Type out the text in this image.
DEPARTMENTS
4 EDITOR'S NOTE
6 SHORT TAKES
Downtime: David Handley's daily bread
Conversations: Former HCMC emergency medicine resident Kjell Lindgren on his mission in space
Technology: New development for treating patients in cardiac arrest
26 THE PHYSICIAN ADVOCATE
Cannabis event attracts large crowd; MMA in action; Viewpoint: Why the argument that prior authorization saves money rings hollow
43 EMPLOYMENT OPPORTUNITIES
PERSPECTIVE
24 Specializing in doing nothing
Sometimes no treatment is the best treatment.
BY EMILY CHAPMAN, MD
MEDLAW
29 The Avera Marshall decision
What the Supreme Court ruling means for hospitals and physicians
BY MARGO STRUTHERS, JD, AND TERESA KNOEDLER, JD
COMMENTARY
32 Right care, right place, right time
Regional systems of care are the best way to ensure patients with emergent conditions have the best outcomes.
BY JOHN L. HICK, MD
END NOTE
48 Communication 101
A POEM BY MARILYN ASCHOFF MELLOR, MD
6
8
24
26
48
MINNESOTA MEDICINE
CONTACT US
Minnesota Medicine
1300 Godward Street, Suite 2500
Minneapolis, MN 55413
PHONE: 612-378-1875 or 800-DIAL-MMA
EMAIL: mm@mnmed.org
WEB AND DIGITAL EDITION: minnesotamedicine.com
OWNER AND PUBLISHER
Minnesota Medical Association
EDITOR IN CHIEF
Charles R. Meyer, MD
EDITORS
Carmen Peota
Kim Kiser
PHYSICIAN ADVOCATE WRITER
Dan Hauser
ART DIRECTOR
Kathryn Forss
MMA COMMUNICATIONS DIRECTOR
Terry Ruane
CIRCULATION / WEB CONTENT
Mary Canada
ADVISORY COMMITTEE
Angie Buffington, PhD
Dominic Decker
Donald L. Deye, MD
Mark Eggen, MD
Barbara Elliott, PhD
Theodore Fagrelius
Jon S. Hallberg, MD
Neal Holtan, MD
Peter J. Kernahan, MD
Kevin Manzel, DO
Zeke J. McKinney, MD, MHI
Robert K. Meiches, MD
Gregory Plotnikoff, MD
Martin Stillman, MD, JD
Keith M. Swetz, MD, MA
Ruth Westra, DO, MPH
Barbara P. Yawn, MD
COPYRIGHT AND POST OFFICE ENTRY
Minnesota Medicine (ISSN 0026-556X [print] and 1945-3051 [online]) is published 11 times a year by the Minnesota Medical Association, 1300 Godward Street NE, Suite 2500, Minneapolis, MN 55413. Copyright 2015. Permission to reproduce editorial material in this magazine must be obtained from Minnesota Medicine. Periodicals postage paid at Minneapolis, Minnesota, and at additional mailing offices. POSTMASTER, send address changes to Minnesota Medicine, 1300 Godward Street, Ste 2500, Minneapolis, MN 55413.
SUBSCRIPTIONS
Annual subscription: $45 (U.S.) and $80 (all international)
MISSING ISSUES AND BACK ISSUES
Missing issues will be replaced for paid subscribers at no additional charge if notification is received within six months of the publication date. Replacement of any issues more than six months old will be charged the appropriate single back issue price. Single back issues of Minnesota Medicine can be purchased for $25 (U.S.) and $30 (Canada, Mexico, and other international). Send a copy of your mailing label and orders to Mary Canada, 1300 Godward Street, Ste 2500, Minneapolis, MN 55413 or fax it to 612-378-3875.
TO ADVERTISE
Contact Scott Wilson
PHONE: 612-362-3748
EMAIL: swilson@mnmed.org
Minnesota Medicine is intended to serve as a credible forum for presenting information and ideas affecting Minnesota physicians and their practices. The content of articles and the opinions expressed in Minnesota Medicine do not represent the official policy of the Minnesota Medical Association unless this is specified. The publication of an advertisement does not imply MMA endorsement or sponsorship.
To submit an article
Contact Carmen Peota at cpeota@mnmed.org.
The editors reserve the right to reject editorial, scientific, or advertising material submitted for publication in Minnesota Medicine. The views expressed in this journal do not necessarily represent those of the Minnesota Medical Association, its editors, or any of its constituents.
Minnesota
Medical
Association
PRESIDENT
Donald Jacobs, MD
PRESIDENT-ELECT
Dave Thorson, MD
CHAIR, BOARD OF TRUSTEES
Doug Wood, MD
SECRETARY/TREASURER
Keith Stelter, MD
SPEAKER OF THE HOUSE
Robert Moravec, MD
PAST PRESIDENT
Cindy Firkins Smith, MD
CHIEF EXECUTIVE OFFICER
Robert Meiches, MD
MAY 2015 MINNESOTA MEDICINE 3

TASK TO COMPLETE
Repeat the entries exactly, all of them.

TASK OUTPUT
Type out the text in this image.
DEPARTMENTS
4 EDITOR'S NOTE
6 SHORT TAKES
Downtime: David Handley's daily bread
Conversations: Former HCMC emergency medicine resident Kjell Lindgren on his mission in space
Technology: New development for treating patients in cardiac arrest
26 THE PHYSICIAN ADVOCATE
Cannabis event attracts large crowd; MMA in action; Viewpoint: Why the argument that prior authorization saves money rings hollow
43 EMPLOYMENT OPPORTUNITIES
PERSPECTIVE
24 Specializing in doing nothing
Sometimes no treatment is the best treatment.
BY EMILY CHAPMAN, MD
MEDLAW
29 The Avera Marshall decision
What the Supreme Court ruling means for hospitals and physicians
BY MARGO STRUTHERS, JD, AND TERESA KNOEDLER, JD
COMMENTARY
32 Right care, right place, right time
Regional systems of care are the best way to ensure patients with emergent conditions have the best outcomes.
BY JOHN L. HICK, MD
END NOTE
48 Communication 101
A POEM BY MARILYN ASCHOFF MELLOR, MD
6
8
24
26
48
MINNESOTA MEDICINE
CONTACT US
Minnesota Medicine
1300 Godward Street, Suite 2500
Minneapolis, MN 55413
PHONE: 612-378-1875 or 800-DIAL-MMA
EMAIL: mm@mnmed.org
WEB AND DIGITAL EDITION: minnesotamedicine.com
OWNER AND PUBLISHER
Minnesota Medical Association
EDITOR IN CHIEF
Charles R. Meyer, MD
EDITORS
Carmen Peota
Kim Kiser
PHYSICIAN ADVOCATE WRITER
Dan Hauser
ART DIRECTOR
Kathryn Forss
MMA COMMUNICATIONS DIRECTOR
Terry Ruane
CIRCULATION / WEB CONTENT
Mary Canada
ADVISORY COMMITTEE
Angie Buffington, PhD
Dominic Decker
Donald L. Deye, MD
Mark Eggen, MD
Barbara Elliott, PhD
Theodore Fagrelius
Jon S. Hallberg, MD
Neal Holtan, MD
Peter J. Kernahan, MD
Kevin Manzel, DO
Zeke J. McKinney, MD, MHI
Robert K. Meiches, MD
Gregory Plotnikoff, MD
Martin Stillman, MD, JD
Keith M. Swetz, MD, MA
Ruth Westra, DO, MPH
Barbara P. Yawn, MD
COPYRIGHT AND POST OFFICE ENTRY
Minnesota Medicine (ISSN 0026-556X [print] and 1945-3051 [online]) is published 11 times a year by the Minnesota Medical Association, 1300 Godward Street NE, Suite 2500, Minneapolis, MN 55413. Copyright 2015. Permission to reproduce editorial material in this magazine must be obtained from Minnesota Medicine. Periodicals postage paid at Minneapolis, Minnesota, and at additional mailing offices. POSTMASTER, send address changes to Minnesota Medicine, 1300 Godward Street, Ste 2500, Minneapolis, MN 55413.
SUBSCRIPTIONS
Annual subscription: $45 (U.S.) and $80 (all international)
MISSING ISSUES AND BACK ISSUES
Missing issues will be replaced for paid subscribers at no additional charge if notification is received within six months of the publication date. Replacement of any issues more than six months old will be charged the appropriate single back issue price. Single back issues of Minnesota Medicine can be purchased for $25 (U.S.) and $30 (Canada, Mexico, and other international). Send a copy of your mailing label and orders to Mary Canada, 1300 Godward Street, Ste 2500, Minneapolis, MN 55413 or fax it to 612-378-3875.
TO ADVERTISE
Contact Scott Wilson
PHONE: 612-362-3748
EMAIL: swilson@mnmed.org
Minnesota Medicine is intended to serve as a credible forum for presenting information and ideas affecting Minnesota physicians and their practices. The content of articles and the opinions expressed in Minnesota Medicine do not represent the official policy of the Minnesota Medical Association unless this is specified. The publication of an advertisement does not imply MMA endorsement or sponsorship.
To submit an article
Contact Carmen Peota at cpeota@mnmed.org.
The editors reserve the right to reject editorial, scientific, or advertising material submitted for publication in Minnesota Medicine. The views expressed in this journal do not necessarily represent those of the Minnesota Medical Association, its editors, or any of its constituents.
Minnesota
Medical
Association
PRESIDENT
Donald Jacobs, MD
PRESIDENT-ELECT
Dave Thorson, MD
CHAIR, BOARD OF TRUSTEES
Doug Wood, MD
SECRETARY/TREASURER
Keith Stelter, MD
SPEAKER OF THE HOUSE
Robert Moravec, MD
PAST PRESIDENT
Cindy Firkins Smith, MD
CHIEF EXECUTIVE OFFICER
Robert Meiches, MD
MAY 2015 MINNESOTA MEDICINE 3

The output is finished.